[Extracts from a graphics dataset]
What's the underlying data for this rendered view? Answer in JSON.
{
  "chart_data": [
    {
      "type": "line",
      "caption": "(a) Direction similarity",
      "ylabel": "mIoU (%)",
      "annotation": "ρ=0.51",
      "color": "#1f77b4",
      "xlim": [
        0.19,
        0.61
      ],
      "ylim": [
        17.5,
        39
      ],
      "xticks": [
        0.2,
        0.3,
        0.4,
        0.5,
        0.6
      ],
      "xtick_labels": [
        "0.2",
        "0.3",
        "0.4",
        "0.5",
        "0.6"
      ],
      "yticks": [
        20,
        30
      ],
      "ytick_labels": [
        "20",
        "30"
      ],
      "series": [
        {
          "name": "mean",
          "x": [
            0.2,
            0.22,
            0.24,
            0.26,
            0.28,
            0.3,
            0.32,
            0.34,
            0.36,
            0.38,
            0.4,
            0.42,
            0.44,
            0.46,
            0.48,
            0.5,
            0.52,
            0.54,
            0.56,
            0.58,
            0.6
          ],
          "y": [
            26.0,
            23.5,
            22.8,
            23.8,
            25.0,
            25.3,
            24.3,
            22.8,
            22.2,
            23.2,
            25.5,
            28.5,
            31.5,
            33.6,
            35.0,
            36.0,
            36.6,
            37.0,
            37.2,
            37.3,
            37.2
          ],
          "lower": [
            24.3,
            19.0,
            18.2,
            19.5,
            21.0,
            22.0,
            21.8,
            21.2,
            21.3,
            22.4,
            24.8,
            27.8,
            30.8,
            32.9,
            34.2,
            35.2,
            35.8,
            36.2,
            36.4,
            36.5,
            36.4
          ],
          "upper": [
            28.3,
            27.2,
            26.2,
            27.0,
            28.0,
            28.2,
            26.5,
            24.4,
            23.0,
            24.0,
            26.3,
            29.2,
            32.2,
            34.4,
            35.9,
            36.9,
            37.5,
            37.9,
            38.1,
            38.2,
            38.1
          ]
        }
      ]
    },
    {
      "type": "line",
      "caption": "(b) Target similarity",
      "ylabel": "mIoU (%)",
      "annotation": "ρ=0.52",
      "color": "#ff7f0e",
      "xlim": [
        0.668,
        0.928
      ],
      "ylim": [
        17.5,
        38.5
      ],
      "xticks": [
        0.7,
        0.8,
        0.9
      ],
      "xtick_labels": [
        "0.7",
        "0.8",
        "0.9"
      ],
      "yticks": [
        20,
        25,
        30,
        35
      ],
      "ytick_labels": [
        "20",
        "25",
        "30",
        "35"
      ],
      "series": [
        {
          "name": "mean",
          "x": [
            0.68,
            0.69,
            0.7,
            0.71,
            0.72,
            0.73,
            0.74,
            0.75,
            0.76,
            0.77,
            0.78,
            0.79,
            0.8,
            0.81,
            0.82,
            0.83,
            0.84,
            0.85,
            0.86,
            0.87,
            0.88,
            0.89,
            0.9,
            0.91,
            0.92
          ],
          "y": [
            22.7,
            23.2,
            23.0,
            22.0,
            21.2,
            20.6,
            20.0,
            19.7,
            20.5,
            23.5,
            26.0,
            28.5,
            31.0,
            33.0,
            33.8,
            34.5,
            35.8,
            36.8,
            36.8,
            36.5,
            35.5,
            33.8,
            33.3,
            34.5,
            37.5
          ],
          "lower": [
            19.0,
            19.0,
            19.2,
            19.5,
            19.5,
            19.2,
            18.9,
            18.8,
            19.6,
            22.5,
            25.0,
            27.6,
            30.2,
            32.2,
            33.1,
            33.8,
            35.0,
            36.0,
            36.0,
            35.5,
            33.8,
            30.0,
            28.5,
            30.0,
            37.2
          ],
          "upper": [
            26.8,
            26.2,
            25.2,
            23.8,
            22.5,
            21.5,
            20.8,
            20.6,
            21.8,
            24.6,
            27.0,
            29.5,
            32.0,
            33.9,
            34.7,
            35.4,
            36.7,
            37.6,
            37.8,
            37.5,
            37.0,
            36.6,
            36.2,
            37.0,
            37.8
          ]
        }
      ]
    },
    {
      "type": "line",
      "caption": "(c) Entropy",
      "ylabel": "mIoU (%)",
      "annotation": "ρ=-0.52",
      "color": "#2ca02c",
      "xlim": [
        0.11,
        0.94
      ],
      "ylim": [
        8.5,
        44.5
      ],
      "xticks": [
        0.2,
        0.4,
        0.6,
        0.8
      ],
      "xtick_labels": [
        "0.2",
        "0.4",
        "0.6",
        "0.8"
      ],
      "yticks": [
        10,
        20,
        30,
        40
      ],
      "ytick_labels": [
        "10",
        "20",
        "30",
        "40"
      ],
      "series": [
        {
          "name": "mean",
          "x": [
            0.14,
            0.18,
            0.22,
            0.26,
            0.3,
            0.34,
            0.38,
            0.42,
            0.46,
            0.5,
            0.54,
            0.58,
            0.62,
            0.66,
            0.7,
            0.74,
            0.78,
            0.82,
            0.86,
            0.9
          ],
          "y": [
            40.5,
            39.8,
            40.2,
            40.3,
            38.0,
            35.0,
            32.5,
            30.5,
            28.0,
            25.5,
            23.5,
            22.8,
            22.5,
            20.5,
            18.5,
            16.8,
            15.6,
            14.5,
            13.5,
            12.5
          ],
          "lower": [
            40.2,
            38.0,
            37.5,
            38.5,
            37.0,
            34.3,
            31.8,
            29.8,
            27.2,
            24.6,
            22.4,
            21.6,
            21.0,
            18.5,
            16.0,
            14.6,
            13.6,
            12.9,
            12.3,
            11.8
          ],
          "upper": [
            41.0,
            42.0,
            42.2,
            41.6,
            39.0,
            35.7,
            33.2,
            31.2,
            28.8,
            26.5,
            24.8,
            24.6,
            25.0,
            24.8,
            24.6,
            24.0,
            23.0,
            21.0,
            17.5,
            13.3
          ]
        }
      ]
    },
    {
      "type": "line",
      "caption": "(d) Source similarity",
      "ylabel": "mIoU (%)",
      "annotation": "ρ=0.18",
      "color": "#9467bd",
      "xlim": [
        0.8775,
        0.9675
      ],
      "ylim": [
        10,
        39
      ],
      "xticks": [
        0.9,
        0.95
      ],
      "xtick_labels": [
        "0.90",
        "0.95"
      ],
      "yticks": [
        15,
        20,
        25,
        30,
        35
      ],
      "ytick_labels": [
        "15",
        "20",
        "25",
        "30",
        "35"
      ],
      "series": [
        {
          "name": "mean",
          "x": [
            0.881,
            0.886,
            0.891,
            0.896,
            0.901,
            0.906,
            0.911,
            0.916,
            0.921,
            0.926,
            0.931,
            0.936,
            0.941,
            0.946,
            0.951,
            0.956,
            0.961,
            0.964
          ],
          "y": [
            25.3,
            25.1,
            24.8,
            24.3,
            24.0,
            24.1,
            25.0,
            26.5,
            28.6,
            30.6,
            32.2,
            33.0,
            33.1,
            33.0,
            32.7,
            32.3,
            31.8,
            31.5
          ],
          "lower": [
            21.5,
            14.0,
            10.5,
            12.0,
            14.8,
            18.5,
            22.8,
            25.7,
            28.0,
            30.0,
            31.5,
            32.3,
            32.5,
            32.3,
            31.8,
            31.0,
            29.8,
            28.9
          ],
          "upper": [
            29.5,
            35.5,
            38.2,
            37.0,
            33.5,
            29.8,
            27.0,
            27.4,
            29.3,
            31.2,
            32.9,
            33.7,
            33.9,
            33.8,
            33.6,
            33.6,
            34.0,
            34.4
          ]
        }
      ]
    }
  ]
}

Written exercise:
Return each line of the records above exactly as it reads.

Reply:
What's the underlying data for this rendered view? Answer in JSON.
{
  "chart_data": [
    {
      "type": "line",
      "caption": "(a) Direction similarity",
      "ylabel": "mIoU (%)",
      "annotation": "ρ=0.51",
      "color": "#1f77b4",
      "xlim": [
        0.19,
        0.61
      ],
      "ylim": [
        17.5,
        39
      ],
      "xticks": [
        0.2,
        0.3,
        0.4,
        0.5,
        0.6
      ],
      "xtick_labels": [
        "0.2",
        "0.3",
        "0.4",
        "0.5",
        "0.6"
      ],
      "yticks": [
        20,
        30
      ],
      "ytick_labels": [
        "20",
        "30"
      ],
      "series": [
        {
          "name": "mean",
          "x": [
            0.2,
            0.22,
            0.24,
            0.26,
            0.28,
            0.3,
            0.32,
            0.34,
            0.36,
            0.38,
            0.4,
            0.42,
            0.44,
            0.46,
            0.48,
            0.5,
            0.52,
            0.54,
            0.56,
            0.58,
            0.6
          ],
          "y": [
            26.0,
            23.5,
            22.8,
            23.8,
            25.0,
            25.3,
            24.3,
            22.8,
            22.2,
            23.2,
            25.5,
            28.5,
            31.5,
            33.6,
            35.0,
            36.0,
            36.6,
            37.0,
            37.2,
            37.3,
            37.2
          ],
          "lower": [
            24.3,
            19.0,
            18.2,
            19.5,
            21.0,
            22.0,
            21.8,
            21.2,
            21.3,
            22.4,
            24.8,
            27.8,
            30.8,
            32.9,
            34.2,
            35.2,
            35.8,
            36.2,
            36.4,
            36.5,
            36.4
          ],
          "upper": [
            28.3,
            27.2,
            26.2,
            27.0,
            28.0,
            28.2,
            26.5,
            24.4,
            23.0,
            24.0,
            26.3,
            29.2,
            32.2,
            34.4,
            35.9,
            36.9,
            37.5,
            37.9,
            38.1,
            38.2,
            38.1
          ]
        }
      ]
    },
    {
      "type": "line",
      "caption": "(b) Target similarity",
      "ylabel": "mIoU (%)",
      "annotation": "ρ=0.52",
      "color": "#ff7f0e",
      "xlim": [
        0.668,
        0.928
      ],
      "ylim": [
        17.5,
        38.5
      ],
      "xticks": [
        0.7,
        0.8,
        0.9
      ],
      "xtick_labels": [
        "0.7",
        "0.8",
        "0.9"
      ],
      "yticks": [
        20,
        25,
        30,
        35
      ],
      "ytick_labels": [
        "20",
        "25",
        "30",
        "35"
      ],
      "series": [
        {
          "name": "mean",
          "x": [
            0.68,
            0.69,
            0.7,
            0.71,
            0.72,
            0.73,
            0.74,
            0.75,
            0.76,
            0.77,
            0.78,
            0.79,
            0.8,
            0.81,
            0.82,
            0.83,
            0.84,
            0.85,
            0.86,
            0.87,
            0.88,
            0.89,
            0.9,
            0.91,
            0.92
          ],
          "y": [
            22.7,
            23.2,
            23.0,
            22.0,
            21.2,
            20.6,
            20.0,
            19.7,
            20.5,
            23.5,
            26.0,
            28.5,
            31.0,
            33.0,
            33.8,
            34.5,
            35.8,
            36.8,
            36.8,
            36.5,
            35.5,
            33.8,
            33.3,
            34.5,
            37.5
          ],
          "lower": [
            19.0,
            19.0,
            19.2,
            19.5,
            19.5,
            19.2,
            18.9,
            18.8,
            19.6,
            22.5,
            25.0,
            27.6,
            30.2,
            32.2,
            33.1,
            33.8,
            35.0,
            36.0,
            36.0,
            35.5,
            33.8,
            30.0,
            28.5,
            30.0,
            37.2
          ],
          "upper": [
            26.8,
            26.2,
            25.2,
            23.8,
            22.5,
            21.5,
            20.8,
            20.6,
            21.8,
            24.6,
            27.0,
            29.5,
            32.0,
            33.9,
            34.7,
            35.4,
            36.7,
            37.6,
            37.8,
            37.5,
            37.0,
            36.6,
            36.2,
            37.0,
            37.8
          ]
        }
      ]
    },
    {
      "type": "line",
      "caption": "(c) Entropy",
      "ylabel": "mIoU (%)",
      "annotation": "ρ=-0.52",
      "color": "#2ca02c",
      "xlim": [
        0.11,
        0.94
      ],
      "ylim": [
        8.5,
        44.5
      ],
      "xticks": [
        0.2,
        0.4,
        0.6,
        0.8
      ],
      "xtick_labels": [
        "0.2",
        "0.4",
        "0.6",
        "0.8"
      ],
      "yticks": [
        10,
        20,
        30,
        40
      ],
      "ytick_labels": [
        "10",
        "20",
        "30",
        "40"
      ],
      "series": [
        {
          "name": "mean",
          "x": [
            0.14,
            0.18,
            0.22,
            0.26,
            0.3,
            0.34,
            0.38,
            0.42,
            0.46,
            0.5,
            0.54,
            0.58,
            0.62,
            0.66,
            0.7,
            0.74,
            0.78,
            0.82,
            0.86,
            0.9
          ],
          "y": [
            40.5,
            39.8,
            40.2,
            40.3,
            38.0,
            35.0,
            32.5,
            30.5,
            28.0,
            25.5,
            23.5,
            22.8,
            22.5,
            20.5,
            18.5,
            16.8,
            15.6,
            14.5,
            13.5,
            12.5
          ],
          "lower": [
            40.2,
            38.0,
            37.5,
            38.5,
            37.0,
            34.3,
            31.8,
            29.8,
            27.2,
            24.6,
            22.4,
            21.6,
            21.0,
            18.5,
            16.0,
            14.6,
            13.6,
            12.9,
            12.3,
            11.8
          ],
          "upper": [
            41.0,
            42.0,
            42.2,
            41.6,
            39.0,
            35.7,
            33.2,
            31.2,
            28.8,
            26.5,
            24.8,
            24.6,
            25.0,
            24.8,
            24.6,
            24.0,
            23.0,
            21.0,
            17.5,
            13.3
          ]
        }
      ]
    },
    {
      "type": "line",
      "caption": "(d) Source similarity",
      "ylabel": "mIoU (%)",
      "annotation": "ρ=0.18",
      "color": "#9467bd",
      "xlim": [
        0.8775,
        0.9675
      ],
      "ylim": [
        10,
        39
      ],
      "xticks": [
        0.9,
        0.95
      ],
      "xtick_labels": [
        "0.90",
        "0.95"
      ],
      "yticks": [
        15,
        20,
        25,
        30,
        35
      ],
      "ytick_labels": [
        "15",
        "20",
        "25",
        "30",
        "35"
      ],
      "series": [
        {
          "name": "mean",
          "x": [
            0.881,
            0.886,
            0.891,
            0.896,
            0.901,
            0.906,
            0.911,
            0.916,
            0.921,
            0.926,
            0.931,
            0.936,
            0.941,
            0.946,
            0.951,
            0.956,
            0.961,
            0.964
          ],
          "y": [
            25.3,
            25.1,
            24.8,
            24.3,
            24.0,
            24.1,
            25.0,
            26.5,
            28.6,
            30.6,
            32.2,
            33.0,
            33.1,
            33.0,
            32.7,
            32.3,
            31.8,
            31.5
          ],
          "lower": [
            21.5,
            14.0,
            10.5,
            12.0,
            14.8,
            18.5,
            22.8,
            25.7,
            28.0,
            30.0,
            31.5,
            32.3,
            32.5,
            32.3,
            31.8,
            31.0,
            29.8,
            28.9
          ],
          "upper": [
            29.5,
            35.5,
            38.2,
            37.0,
            33.5,
            29.8,
            27.0,
            27.4,
            29.3,
            31.2,
            32.9,
            33.7,
            33.9,
            33.8,
            33.6,
            33.6,
            34.0,
            34.4
          ]
        }
      ]
    }
  ]
}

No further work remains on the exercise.